======== Material provided ========
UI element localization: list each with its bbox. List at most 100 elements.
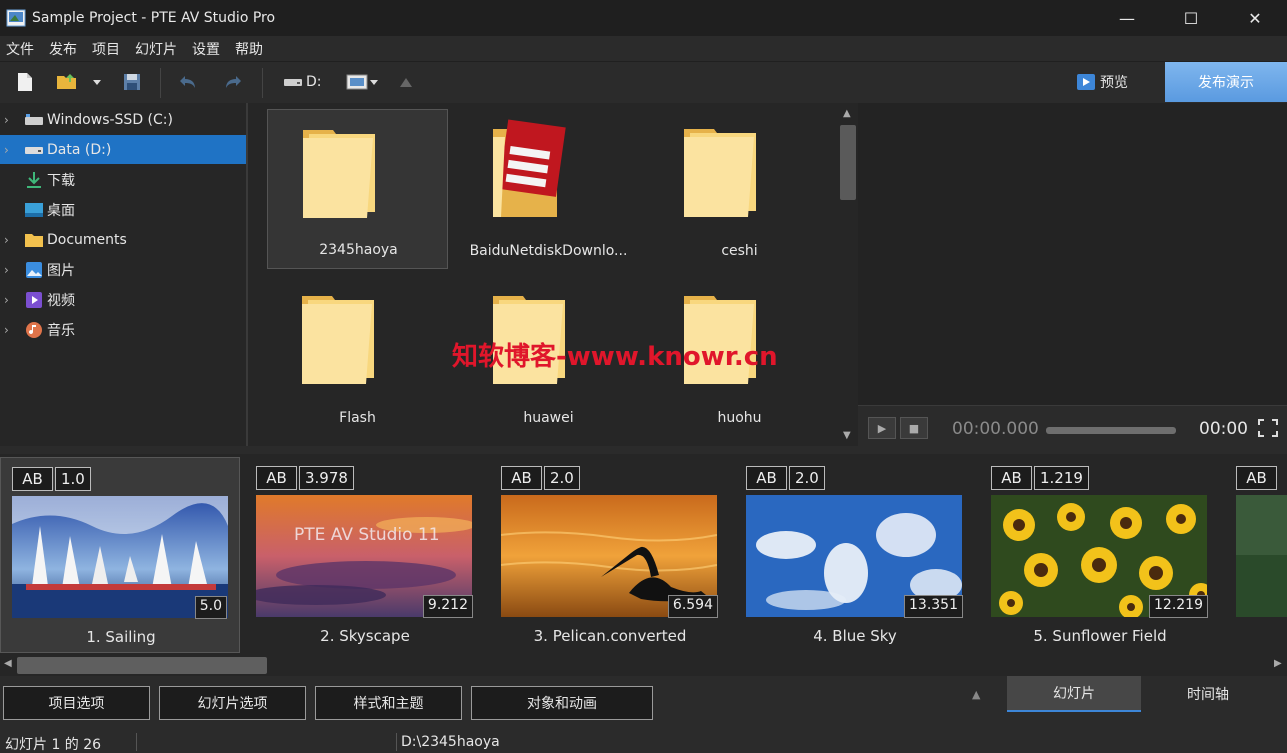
maximize-button[interactable]: ☐ [1159, 0, 1223, 36]
scroll-up-icon[interactable]: ▲ [843, 108, 851, 119]
slide-item-6[interactable]: AB 6 [1225, 457, 1287, 653]
publish-button[interactable]: 发布演示 [1165, 62, 1287, 102]
transition-badge[interactable]: AB [1236, 466, 1277, 490]
music-icon [24, 321, 44, 338]
project-options-button[interactable]: 项目选项 [3, 686, 150, 720]
slide-thumbnail [1236, 495, 1287, 617]
slide-list-scrollbar[interactable]: ◀ ▶ [0, 654, 1287, 676]
slide-item-2[interactable]: AB 3.978 PTE AV Studio 11 9.212 2. Skysc… [245, 457, 485, 653]
transition-badge[interactable]: AB [991, 466, 1032, 490]
file-label: ceshi [721, 243, 758, 259]
transition-badge[interactable]: AB [501, 466, 542, 490]
folder-icon [24, 232, 44, 248]
collapse-up-icon[interactable]: ▲ [972, 688, 980, 701]
transition-badge[interactable]: AB [746, 466, 787, 490]
drive-label[interactable]: D: [306, 74, 322, 90]
minimize-button[interactable]: — [1095, 0, 1159, 36]
scroll-left-icon[interactable]: ◀ [4, 658, 12, 669]
chevron-right-icon[interactable]: › [4, 113, 18, 127]
scrollbar-thumb[interactable] [840, 125, 856, 200]
tree-item-c-drive[interactable]: › Windows-SSD (C:) [0, 105, 246, 134]
menu-file[interactable]: 文件 [6, 39, 34, 59]
app-logo-icon [6, 9, 26, 27]
file-tile-baidunetdisk[interactable]: BaiduNetdiskDownlo... [458, 109, 639, 269]
horizontal-splitter[interactable] [0, 446, 1287, 454]
slide-item-4[interactable]: AB 2.0 13.351 4. Blue Sky [735, 457, 975, 653]
scroll-down-icon[interactable]: ▼ [843, 430, 851, 441]
scrollbar-thumb[interactable] [17, 657, 267, 674]
transition-badge[interactable]: AB [256, 466, 297, 490]
open-folder-icon[interactable] [56, 71, 78, 93]
styles-themes-button[interactable]: 样式和主题 [315, 686, 462, 720]
transition-duration-badge[interactable]: 1.219 [1034, 466, 1089, 490]
tab-timeline[interactable]: 时间轴 [1141, 676, 1275, 712]
slide-options-button[interactable]: 幻灯片选项 [159, 686, 306, 720]
new-file-icon[interactable] [14, 71, 36, 93]
close-button[interactable]: ✕ [1223, 0, 1287, 36]
tree-item-videos[interactable]: › 视频 [0, 285, 246, 314]
tree-item-documents[interactable]: › Documents [0, 225, 246, 254]
slide-item-1[interactable]: AB 1.0 5.0 1. Sailing [0, 457, 240, 653]
transition-duration-badge[interactable]: 2.0 [789, 466, 825, 490]
tree-item-label: Windows-SSD (C:) [47, 111, 173, 128]
transition-duration-badge[interactable]: 2.0 [544, 466, 580, 490]
chevron-right-icon[interactable]: › [4, 263, 18, 277]
file-browser: 2345haoya BaiduNetdiskDownlo... ceshi Fl… [248, 103, 838, 446]
bottom-bar: 项目选项 幻灯片选项 样式和主题 对象和动画 ▲ 幻灯片 时间轴 [0, 676, 1287, 731]
slide-name: 4. Blue Sky [813, 627, 897, 645]
chevron-right-icon[interactable]: › [4, 233, 18, 247]
stop-button[interactable]: ■ [900, 417, 928, 439]
tree-item-d-drive[interactable]: › Data (D:) [0, 135, 246, 164]
chevron-right-icon[interactable]: › [4, 143, 18, 157]
menu-settings[interactable]: 设置 [192, 39, 220, 59]
tree-item-pictures[interactable]: › 图片 [0, 255, 246, 284]
current-time: 00:00.000 [952, 419, 1039, 439]
menu-help[interactable]: 帮助 [235, 39, 263, 59]
open-dropdown-icon[interactable] [90, 71, 104, 93]
file-tile-flash[interactable]: Flash [267, 276, 448, 436]
view-mode-icon[interactable] [344, 71, 380, 93]
tree-item-desktop[interactable]: 桌面 [0, 195, 246, 224]
tree-item-downloads[interactable]: 下载 [0, 165, 246, 194]
slide-item-5[interactable]: AB 1.219 12.219 5. Sunflower Field [980, 457, 1220, 653]
preview-label: 预览 [1100, 75, 1128, 91]
slide-overlay-text: PTE AV Studio 11 [294, 525, 440, 545]
tab-slides[interactable]: 幻灯片 [1007, 676, 1141, 712]
slide-list: AB 1.0 5.0 1. Sailing AB 3.978 PTE AV St… [0, 454, 1287, 654]
scroll-right-icon[interactable]: ▶ [1274, 658, 1282, 669]
tree-item-label: 音乐 [47, 322, 75, 339]
menu-publish[interactable]: 发布 [49, 39, 77, 59]
save-icon[interactable] [121, 71, 143, 93]
fullscreen-icon[interactable] [1257, 418, 1279, 442]
menu-slide[interactable]: 幻灯片 [135, 39, 177, 59]
current-path: D:\2345haoya [401, 734, 500, 750]
menu-project[interactable]: 项目 [92, 39, 120, 59]
redo-icon[interactable] [222, 71, 244, 93]
undo-icon[interactable] [177, 71, 199, 93]
preview-button[interactable]: 预览 [1064, 62, 1164, 102]
file-browser-scrollbar[interactable]: ▲ ▼ [838, 103, 858, 446]
playback-progress-slider[interactable] [1046, 427, 1176, 434]
up-arrow-icon[interactable] [395, 71, 417, 93]
folder-tree: › Windows-SSD (C:) › Data (D:) 下载 桌面 › D… [0, 103, 246, 446]
slide-item-3[interactable]: AB 2.0 6.594 3. Pelican.converted [490, 457, 730, 653]
chevron-right-icon[interactable]: › [4, 293, 18, 307]
transition-duration-badge[interactable]: 3.978 [299, 466, 354, 490]
title-bar: Sample Project - PTE AV Studio Pro — ☐ ✕ [0, 0, 1287, 36]
objects-animation-button[interactable]: 对象和动画 [471, 686, 653, 720]
folder-icon [303, 130, 375, 218]
folder-icon [684, 129, 756, 217]
play-button[interactable]: ▶ [868, 417, 896, 439]
drive-icon[interactable] [282, 71, 304, 93]
tree-item-label: 图片 [47, 262, 75, 279]
transition-duration-badge[interactable]: 1.0 [55, 467, 91, 491]
tree-item-music[interactable]: › 音乐 [0, 315, 246, 344]
play-preview-icon [1077, 74, 1095, 90]
status-bar: 幻灯片 1 的 26 D:\2345haoya [0, 731, 1287, 753]
file-tile-ceshi[interactable]: ceshi [649, 109, 830, 269]
desktop-icon [24, 202, 44, 218]
file-tile-2345haoya[interactable]: 2345haoya [267, 109, 448, 269]
transition-badge[interactable]: AB [12, 467, 53, 491]
slide-name: 3. Pelican.converted [533, 627, 687, 645]
chevron-right-icon[interactable]: › [4, 323, 18, 337]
========
→ Stated problem
Reproduce the lines from the line with "maximize-button[interactable]: ☐ [1159, 0, 1223, 36]" to the line with "drive-label[interactable]: D: [306, 74, 322, 90]", both included, character for character.

→ Answer in full
maximize-button[interactable]: ☐ [1159, 0, 1223, 36]
scroll-up-icon[interactable]: ▲ [843, 108, 851, 119]
slide-item-6[interactable]: AB 6 [1225, 457, 1287, 653]
publish-button[interactable]: 发布演示 [1165, 62, 1287, 102]
transition-badge[interactable]: AB [1236, 466, 1277, 490]
music-icon [24, 321, 44, 338]
project-options-button[interactable]: 项目选项 [3, 686, 150, 720]
slide-thumbnail [1236, 495, 1287, 617]
slide-list-scrollbar[interactable]: ◀ ▶ [0, 654, 1287, 676]
slide-item-2[interactable]: AB 3.978 PTE AV Studio 11 9.212 2. Skysc… [245, 457, 485, 653]
transition-badge[interactable]: AB [991, 466, 1032, 490]
file-label: ceshi [721, 243, 758, 259]
transition-badge[interactable]: AB [501, 466, 542, 490]
folder-icon [24, 232, 44, 248]
collapse-up-icon[interactable]: ▲ [972, 688, 980, 701]
transition-badge[interactable]: AB [746, 466, 787, 490]
drive-label[interactable]: D: [306, 74, 322, 90]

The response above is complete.